• Problems and tasks:
a – In the processing-time exercise, can you write out the passage starting with "Problem 1. Due" and going on through "than the desktops.", substituting "workstations" for every "desktops"?
b – Could you resume the processing-time exercise after its last sentence?
┌─ Source
For all of the applicable problems, plots must be generated using the functions within the ggplot2 package.

Problem 1. Due to the constraint in size and space, laptops tend to have a slower processing speed than desktops, but, depending on the task that needs to be run, this may or may not be an issue. Data was collected on the data processing time (seconds) for a machine learning model between 10 randomly selected Dell Inspiron laptops, each with an Intel Core i5-1135G7, and 10 randomly selected Dell XPS desktops, each with an Intel Core i7-12700K, recording the data in the attached “processing.csv” file. Against a significance level of α = 0.05, those running the model want to determine if there is a noticeable difference in the processing time between the laptops and desktops, particularly if the laptops are slower than the desktops.

  1. Conduct a two sample hypothesis test looking at the difference in processing time (sec) between laptops and desktops, using the appropriate parameters in the “t.test()” function

First thing we need to do before running a T-test is to determine whether the two groups “Desktop” and “Laptop” have equal variance. To do this we can run an F-test with a significance level of α = 0.05, where the null hypothesis states that the true ratio of variances between the groups is equal to 1 (therefore the groups likely have equal variance) and the alternative hypothesis states that the true ratio of variances is not equal to 1.

var.test(Time ~ Computer, data = processing)
## 
##  F test to compare two variances
## 
## data:  Time by Computer
## F = 1.1786, num df = 9, denom df = 9, p-value = 0.8107
## alternative hypothesis: true ratio of variances is not equal to 1
## 95 percent confidence interval:
##  0.2927405 4.7449217
## sample estimates:
## ratio of variances 
##           1.178571

Since the p-value for the F-test of 0.8107 is above the significance level of 0.05 we fail to reject the null hypothesis and thus the variances of both groups are statistically likely to be equal.

Now we can continue with the T-test. Since those who are running the model want to determine if there is a noticeable difference in the processing time between the laptops and desktops, particularly if the laptops are slower than the desktops the null hypothesis and alternative hypothesis are as follows:

Null Hypothesis: μDesktop − μLaptop = 0

Alternative Hypothesis: μDesktop − μLaptop < 0

α = 0.05

t.test(Time ~ Computer, data = processing,
       alternative = "less", var.equal = TRUE)
## 
##  Two Sample t-test
## 
## data:  Time by Computer
## t = -10.23, df = 18, p-value = 3.142e-09
## alternative hypothesis: true difference in means between group Desktop and group Laptop is less than 0
## 95 percent confidence interval:
##       -Inf -12.70662
## sample estimates:
## mean in group Desktop  mean in group Laptop 
##                  55.1                  70.4

Since the p-value of 3.142e-09 << 0, we reject the null hypothesis.

  1. Interpret the results from part (a) relative to the problem scenario

Since in part (a) we rejected the null hypothesis, there is strong enough statistical evidence to say that, based on the sample, Laptops on average have larger processing times than Desktops and are thus slower at running the model than Desktops.
└─
┌─ Data
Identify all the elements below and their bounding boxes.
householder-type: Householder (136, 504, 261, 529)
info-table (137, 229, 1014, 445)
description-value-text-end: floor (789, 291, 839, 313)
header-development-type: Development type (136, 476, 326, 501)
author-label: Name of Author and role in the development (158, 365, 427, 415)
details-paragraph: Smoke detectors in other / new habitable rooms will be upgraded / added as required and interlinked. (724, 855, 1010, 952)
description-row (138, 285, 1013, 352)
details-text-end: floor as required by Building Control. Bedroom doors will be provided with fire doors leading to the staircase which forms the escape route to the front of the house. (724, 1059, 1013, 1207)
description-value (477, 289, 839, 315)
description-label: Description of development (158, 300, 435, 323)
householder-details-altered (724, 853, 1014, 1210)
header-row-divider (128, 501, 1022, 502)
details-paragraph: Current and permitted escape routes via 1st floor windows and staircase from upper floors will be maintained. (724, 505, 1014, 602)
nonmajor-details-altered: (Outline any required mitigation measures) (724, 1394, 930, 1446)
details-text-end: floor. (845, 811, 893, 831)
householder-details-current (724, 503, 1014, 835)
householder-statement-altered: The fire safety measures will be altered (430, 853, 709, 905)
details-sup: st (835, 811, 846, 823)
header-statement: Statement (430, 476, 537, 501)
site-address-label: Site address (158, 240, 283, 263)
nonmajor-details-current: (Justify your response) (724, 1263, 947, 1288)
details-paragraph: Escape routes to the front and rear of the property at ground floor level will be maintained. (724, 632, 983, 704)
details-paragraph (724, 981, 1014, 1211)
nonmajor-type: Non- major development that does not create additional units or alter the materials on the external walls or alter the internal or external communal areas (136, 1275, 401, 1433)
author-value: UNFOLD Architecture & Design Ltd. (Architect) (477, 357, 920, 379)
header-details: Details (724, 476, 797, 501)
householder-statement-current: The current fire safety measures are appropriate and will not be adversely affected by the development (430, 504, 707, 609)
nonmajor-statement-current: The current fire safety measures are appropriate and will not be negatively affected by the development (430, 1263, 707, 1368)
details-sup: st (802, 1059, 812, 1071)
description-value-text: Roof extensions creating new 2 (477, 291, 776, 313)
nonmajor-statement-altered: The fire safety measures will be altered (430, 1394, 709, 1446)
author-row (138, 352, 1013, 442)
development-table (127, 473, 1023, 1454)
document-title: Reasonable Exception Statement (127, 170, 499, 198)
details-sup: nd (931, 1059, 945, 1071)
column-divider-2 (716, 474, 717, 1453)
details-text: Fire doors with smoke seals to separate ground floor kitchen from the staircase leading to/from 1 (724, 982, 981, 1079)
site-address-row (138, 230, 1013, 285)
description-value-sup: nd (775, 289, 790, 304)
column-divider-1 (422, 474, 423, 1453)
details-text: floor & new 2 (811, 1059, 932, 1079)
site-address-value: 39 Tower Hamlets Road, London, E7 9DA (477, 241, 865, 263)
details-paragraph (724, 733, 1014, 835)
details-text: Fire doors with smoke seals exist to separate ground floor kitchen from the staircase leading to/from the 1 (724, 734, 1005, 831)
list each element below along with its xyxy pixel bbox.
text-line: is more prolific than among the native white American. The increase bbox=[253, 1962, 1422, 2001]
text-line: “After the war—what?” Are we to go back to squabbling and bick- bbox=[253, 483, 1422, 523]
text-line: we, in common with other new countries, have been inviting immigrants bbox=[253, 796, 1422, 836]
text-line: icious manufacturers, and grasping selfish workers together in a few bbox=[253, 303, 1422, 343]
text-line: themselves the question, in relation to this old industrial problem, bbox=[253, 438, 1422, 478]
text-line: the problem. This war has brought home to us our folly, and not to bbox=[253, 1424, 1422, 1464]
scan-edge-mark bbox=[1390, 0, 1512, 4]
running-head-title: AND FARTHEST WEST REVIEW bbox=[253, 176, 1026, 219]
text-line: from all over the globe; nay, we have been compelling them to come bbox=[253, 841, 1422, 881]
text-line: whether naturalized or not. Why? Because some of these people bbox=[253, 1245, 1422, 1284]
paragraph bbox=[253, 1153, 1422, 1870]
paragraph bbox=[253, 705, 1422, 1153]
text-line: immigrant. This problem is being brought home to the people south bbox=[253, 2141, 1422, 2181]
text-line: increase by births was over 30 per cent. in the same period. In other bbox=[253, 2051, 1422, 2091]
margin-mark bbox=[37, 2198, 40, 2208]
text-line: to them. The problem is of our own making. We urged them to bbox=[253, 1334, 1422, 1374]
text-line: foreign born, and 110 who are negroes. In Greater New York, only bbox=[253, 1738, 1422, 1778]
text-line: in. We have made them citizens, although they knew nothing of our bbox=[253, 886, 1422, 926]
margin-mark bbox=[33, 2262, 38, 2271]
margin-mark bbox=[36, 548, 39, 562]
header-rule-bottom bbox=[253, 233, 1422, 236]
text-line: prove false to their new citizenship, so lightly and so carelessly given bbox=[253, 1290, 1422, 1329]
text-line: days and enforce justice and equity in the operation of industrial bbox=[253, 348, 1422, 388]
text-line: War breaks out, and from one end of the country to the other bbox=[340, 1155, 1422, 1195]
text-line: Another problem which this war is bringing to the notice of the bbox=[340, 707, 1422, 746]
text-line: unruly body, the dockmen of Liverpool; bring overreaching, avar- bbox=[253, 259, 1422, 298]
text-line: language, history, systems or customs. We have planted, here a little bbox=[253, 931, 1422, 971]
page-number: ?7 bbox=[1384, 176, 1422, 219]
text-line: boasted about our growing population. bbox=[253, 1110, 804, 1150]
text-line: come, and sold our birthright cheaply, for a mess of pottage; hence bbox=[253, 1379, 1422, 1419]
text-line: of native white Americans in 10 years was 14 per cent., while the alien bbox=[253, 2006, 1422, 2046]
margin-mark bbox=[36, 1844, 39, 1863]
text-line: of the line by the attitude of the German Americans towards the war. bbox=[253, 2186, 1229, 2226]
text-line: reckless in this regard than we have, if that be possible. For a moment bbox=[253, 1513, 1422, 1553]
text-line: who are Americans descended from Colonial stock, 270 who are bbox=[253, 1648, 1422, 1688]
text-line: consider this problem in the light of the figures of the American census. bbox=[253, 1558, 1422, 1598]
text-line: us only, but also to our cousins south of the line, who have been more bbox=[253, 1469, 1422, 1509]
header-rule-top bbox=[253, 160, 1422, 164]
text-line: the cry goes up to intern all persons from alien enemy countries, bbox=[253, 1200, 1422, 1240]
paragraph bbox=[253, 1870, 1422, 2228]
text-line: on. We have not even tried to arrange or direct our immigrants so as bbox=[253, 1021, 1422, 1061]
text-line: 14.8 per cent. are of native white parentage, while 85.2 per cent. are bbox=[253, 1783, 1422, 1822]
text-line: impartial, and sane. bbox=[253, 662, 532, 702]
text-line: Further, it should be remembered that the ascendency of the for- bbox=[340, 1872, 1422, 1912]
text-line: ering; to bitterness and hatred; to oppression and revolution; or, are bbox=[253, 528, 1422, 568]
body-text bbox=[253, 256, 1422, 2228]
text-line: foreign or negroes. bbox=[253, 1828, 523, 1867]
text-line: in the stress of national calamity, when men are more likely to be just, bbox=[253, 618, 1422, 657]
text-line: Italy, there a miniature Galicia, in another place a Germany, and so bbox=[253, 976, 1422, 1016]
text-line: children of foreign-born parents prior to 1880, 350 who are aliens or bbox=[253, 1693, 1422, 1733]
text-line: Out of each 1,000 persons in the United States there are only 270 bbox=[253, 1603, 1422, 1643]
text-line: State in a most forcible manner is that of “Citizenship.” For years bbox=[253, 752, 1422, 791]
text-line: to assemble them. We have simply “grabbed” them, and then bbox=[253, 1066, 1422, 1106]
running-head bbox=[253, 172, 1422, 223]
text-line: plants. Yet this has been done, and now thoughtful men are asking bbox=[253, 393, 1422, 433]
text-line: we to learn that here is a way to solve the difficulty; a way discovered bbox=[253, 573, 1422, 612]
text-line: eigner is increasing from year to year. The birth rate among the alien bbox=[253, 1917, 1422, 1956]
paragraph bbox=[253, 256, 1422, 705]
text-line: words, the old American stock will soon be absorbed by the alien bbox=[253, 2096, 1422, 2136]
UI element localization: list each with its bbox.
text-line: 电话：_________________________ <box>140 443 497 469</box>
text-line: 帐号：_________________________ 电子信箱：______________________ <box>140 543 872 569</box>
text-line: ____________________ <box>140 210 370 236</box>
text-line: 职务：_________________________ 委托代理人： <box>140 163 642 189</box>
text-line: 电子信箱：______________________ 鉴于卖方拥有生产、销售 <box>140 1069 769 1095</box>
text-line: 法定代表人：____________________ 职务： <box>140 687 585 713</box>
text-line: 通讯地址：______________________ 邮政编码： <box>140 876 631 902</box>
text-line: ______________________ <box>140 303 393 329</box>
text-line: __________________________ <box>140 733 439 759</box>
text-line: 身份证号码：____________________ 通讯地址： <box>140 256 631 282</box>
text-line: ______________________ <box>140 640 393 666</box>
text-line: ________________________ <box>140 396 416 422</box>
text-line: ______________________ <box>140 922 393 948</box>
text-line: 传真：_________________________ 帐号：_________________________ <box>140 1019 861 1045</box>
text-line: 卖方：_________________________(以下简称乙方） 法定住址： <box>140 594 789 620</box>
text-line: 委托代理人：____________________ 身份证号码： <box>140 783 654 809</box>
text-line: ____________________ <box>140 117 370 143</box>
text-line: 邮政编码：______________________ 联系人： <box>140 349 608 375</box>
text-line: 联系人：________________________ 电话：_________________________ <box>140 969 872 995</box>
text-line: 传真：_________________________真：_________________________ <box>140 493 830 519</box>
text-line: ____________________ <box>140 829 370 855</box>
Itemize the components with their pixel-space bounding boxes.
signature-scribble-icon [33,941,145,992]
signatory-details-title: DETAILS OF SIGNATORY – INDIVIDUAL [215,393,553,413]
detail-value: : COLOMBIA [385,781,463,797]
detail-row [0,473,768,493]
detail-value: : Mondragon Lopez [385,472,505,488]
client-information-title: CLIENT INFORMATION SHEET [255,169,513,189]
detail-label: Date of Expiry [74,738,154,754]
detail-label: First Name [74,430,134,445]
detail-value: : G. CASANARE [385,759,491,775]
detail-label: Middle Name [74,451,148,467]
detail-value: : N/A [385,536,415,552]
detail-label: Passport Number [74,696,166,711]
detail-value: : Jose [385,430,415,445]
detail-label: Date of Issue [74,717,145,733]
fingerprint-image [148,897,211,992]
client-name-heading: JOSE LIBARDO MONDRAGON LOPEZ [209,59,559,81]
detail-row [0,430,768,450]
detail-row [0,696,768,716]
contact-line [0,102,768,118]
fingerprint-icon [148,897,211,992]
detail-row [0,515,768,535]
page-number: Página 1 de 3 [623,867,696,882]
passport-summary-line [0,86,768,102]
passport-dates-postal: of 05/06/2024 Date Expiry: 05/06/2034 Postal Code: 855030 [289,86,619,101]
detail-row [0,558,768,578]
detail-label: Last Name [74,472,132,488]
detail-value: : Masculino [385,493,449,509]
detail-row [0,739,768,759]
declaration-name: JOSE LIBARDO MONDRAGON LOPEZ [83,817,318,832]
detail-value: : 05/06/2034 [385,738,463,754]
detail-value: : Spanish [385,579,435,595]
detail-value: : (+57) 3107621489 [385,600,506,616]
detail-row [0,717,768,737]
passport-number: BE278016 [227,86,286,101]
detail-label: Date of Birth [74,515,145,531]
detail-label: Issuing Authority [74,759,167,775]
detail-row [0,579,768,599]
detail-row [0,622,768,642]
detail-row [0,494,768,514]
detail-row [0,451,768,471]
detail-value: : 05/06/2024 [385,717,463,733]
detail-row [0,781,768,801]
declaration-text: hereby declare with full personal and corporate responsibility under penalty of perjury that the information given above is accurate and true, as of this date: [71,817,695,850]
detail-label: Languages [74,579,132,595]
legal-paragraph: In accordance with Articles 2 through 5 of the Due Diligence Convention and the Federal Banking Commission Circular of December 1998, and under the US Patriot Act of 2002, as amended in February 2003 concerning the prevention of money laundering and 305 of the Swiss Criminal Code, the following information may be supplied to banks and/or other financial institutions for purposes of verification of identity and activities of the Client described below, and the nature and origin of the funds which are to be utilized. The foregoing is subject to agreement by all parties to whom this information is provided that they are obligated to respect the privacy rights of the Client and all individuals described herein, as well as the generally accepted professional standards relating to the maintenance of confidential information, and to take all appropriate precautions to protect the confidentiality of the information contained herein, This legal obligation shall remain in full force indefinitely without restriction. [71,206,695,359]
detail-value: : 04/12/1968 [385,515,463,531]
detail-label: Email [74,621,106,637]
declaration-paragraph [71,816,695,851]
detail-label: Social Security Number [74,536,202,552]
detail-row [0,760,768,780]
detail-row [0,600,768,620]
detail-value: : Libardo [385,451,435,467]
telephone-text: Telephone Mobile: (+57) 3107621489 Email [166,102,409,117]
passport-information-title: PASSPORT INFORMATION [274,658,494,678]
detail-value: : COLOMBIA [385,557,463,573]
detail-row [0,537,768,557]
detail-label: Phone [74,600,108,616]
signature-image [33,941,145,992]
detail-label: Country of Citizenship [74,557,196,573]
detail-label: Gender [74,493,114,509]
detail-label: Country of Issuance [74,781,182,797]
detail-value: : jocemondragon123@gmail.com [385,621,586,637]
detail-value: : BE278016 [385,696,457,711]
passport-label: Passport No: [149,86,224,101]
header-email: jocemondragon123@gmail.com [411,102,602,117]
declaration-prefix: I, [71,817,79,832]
└─
• Answers to the exercises:
a –
Problem 1. Due to the constraint in size and space, laptops tend to have a slower processing speed than workstations, but, depending on the task that needs to be run, this may or may not be an issue. Data was collected on the data processing time (seconds) for a machine learning model between 10 randomly selected Dell Inspiron laptops, each with an Intel Core i5-1135G7, and 10 randomly selected Dell XPS workstations, each with an Intel Core i7-12700K, recording the data in the attached “processing.csv” file. Against a significance level of α = 0.05, those running the model want to determine if there is a noticeable difference in the processing time between the laptops and workstations, particularly if the laptops are slower than the workstations.

b –
  1. Generate a plot which visualizes and supports the results of the hypothesis test in part (a) using colors and appropriate labels on the axes. Discuss how it supports the hypothesis testing results.

As seen in the box plots below, there is no overlap in the sample distributions and the distribution of Laptop processing times is completely higher than the distribution of Desktop times. This supports both the results of the hypothesis test in part (a) and the conclusion drawn in part (b) as, according to the distribution of the sample groups, Laptops have larger processing times than Desktops and are thus slower at running the model.

library(ggplot2)

ggplot(processing, aes(x = Computer, y = Time, fill = Computer)) +
  geom_boxplot(alpha = 0.75) +
  scale_fill_brewer(palette = "Blues") +
  labs(title = "Boxplot Comparing Processing Times of Laptops and Desktops",
       x = "Computer Type",
       y = "Processing Time (seconds)") +
  coord_flip()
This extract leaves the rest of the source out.